- [DATA TO USE]:
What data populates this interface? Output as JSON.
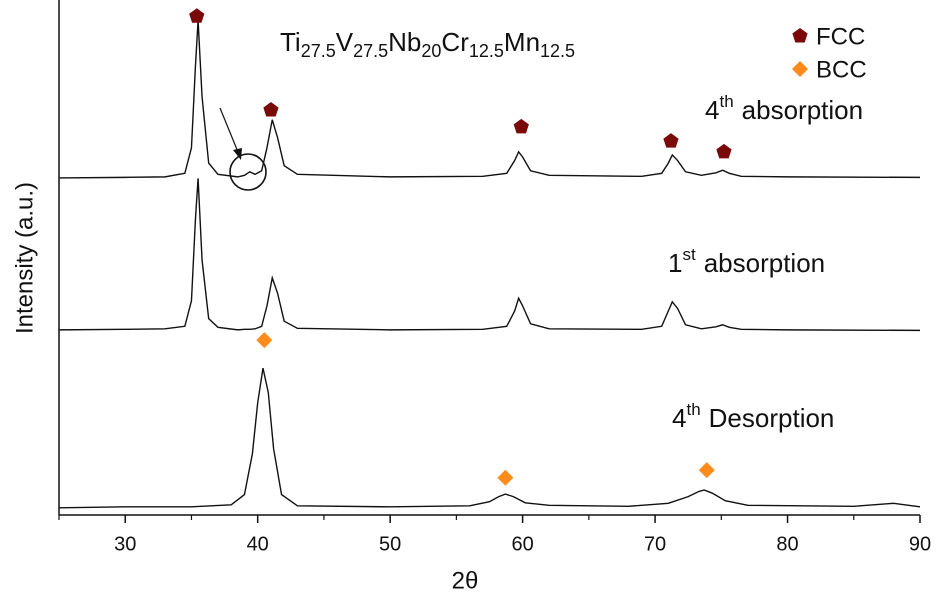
{
  "chart_data": {
    "type": "line",
    "formula": [
      {
        "text": "Ti",
        "sub": "27.5"
      },
      {
        "text": "V",
        "sub": "27.5"
      },
      {
        "text": "Nb",
        "sub": "20"
      },
      {
        "text": "Cr",
        "sub": "12.5"
      },
      {
        "text": "Mn",
        "sub": "12.5"
      }
    ],
    "x_label": "2θ",
    "y_label": "Intensity (a.u.)",
    "xlim": [
      25,
      90
    ],
    "xticks": [
      30,
      40,
      50,
      60,
      70,
      80,
      90
    ],
    "xminorticks": [
      25,
      35,
      45,
      55,
      65,
      75,
      85
    ],
    "ylim": [
      0,
      100
    ],
    "legend": "upper right",
    "series": [
      {
        "label": {
          "num": "4",
          "sup": "th",
          "text": "absorption"
        },
        "color": "#111111",
        "x": [
          25,
          30,
          33,
          34.5,
          35.0,
          35.3,
          35.5,
          35.8,
          36.3,
          37,
          38.5,
          39.0,
          39.4,
          39.8,
          40.3,
          40.7,
          41.1,
          41.5,
          42,
          43,
          50,
          57,
          58.8,
          59.4,
          59.7,
          60.0,
          60.6,
          62,
          69,
          70.5,
          71.0,
          71.3,
          71.7,
          72.3,
          73.5,
          74.6,
          75.1,
          75.6,
          76.5,
          80,
          90
        ],
        "y": [
          66.1,
          66.2,
          66.3,
          67,
          72,
          88,
          97,
          82,
          69,
          66.8,
          66.3,
          66.6,
          67.3,
          66.8,
          67.5,
          72,
          77.5,
          74,
          68.5,
          66.8,
          66.3,
          66.4,
          67,
          69.5,
          71.2,
          70.2,
          67.5,
          66.6,
          66.4,
          67,
          69,
          70.6,
          69.5,
          67.3,
          66.6,
          67.1,
          67.6,
          67,
          66.4,
          66.3,
          66.2
        ]
      },
      {
        "label": {
          "num": "1",
          "sup": "st",
          "text": "absorption"
        },
        "color": "#111111",
        "x": [
          25,
          30,
          33,
          34.5,
          35.0,
          35.3,
          35.5,
          35.8,
          36.3,
          37,
          38.5,
          39.0,
          39.4,
          39.8,
          40.3,
          40.7,
          41.1,
          41.5,
          42,
          43,
          50,
          57,
          58.8,
          59.4,
          59.7,
          60.0,
          60.6,
          62,
          69,
          70.5,
          71.0,
          71.3,
          71.7,
          72.3,
          73.5,
          74.6,
          75.1,
          75.6,
          76.5,
          80,
          90
        ],
        "y": [
          36.3,
          36.4,
          36.5,
          37,
          42,
          58,
          66,
          50,
          38.5,
          36.8,
          36.3,
          36.4,
          36.4,
          36.5,
          37,
          41,
          46.5,
          43.5,
          38,
          36.6,
          36.3,
          36.4,
          37,
          40,
          42.5,
          41,
          37.5,
          36.5,
          36.4,
          37,
          40,
          41.8,
          40.5,
          37.3,
          36.5,
          36.9,
          37.3,
          36.8,
          36.4,
          36.3,
          36.2
        ]
      },
      {
        "label": {
          "num": "4",
          "sup": "th",
          "text": "Desorption"
        },
        "color": "#111111",
        "x": [
          25,
          30,
          35,
          38,
          39,
          39.6,
          40.0,
          40.4,
          40.8,
          41.2,
          41.8,
          43,
          50,
          56,
          57.5,
          58.2,
          58.7,
          59.3,
          60.2,
          62,
          68,
          71,
          72.5,
          73.3,
          73.7,
          74.3,
          75.3,
          77,
          85,
          88,
          90
        ],
        "y": [
          1.4,
          1.6,
          1.6,
          2,
          4,
          12,
          22,
          28.8,
          24,
          13,
          4,
          1.8,
          1.6,
          1.8,
          2.6,
          3.6,
          4.1,
          3.6,
          2.4,
          1.9,
          1.7,
          2.3,
          3.6,
          4.6,
          4.9,
          4.3,
          2.8,
          1.9,
          1.7,
          2.3,
          1.6
        ]
      }
    ],
    "markers": [
      {
        "name": "FCC",
        "color": "#7a0a0a",
        "shape": "pentagon",
        "x": [
          35.4,
          41.0,
          59.9,
          71.2,
          75.2
        ],
        "y": [
          97.8,
          79.4,
          76.1,
          73.3,
          71.2
        ]
      },
      {
        "name": "BCC",
        "color": "#ff8c1a",
        "shape": "diamond",
        "x": [
          40.5,
          58.7,
          73.9
        ],
        "y": [
          34.3,
          7.3,
          8.8
        ]
      }
    ]
  }
}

- [EXERCISE REQUIREMENTS]:
Give the number of lines above in which the word "text" occurs, with nothing else.

- [THE SOLUTION]:
8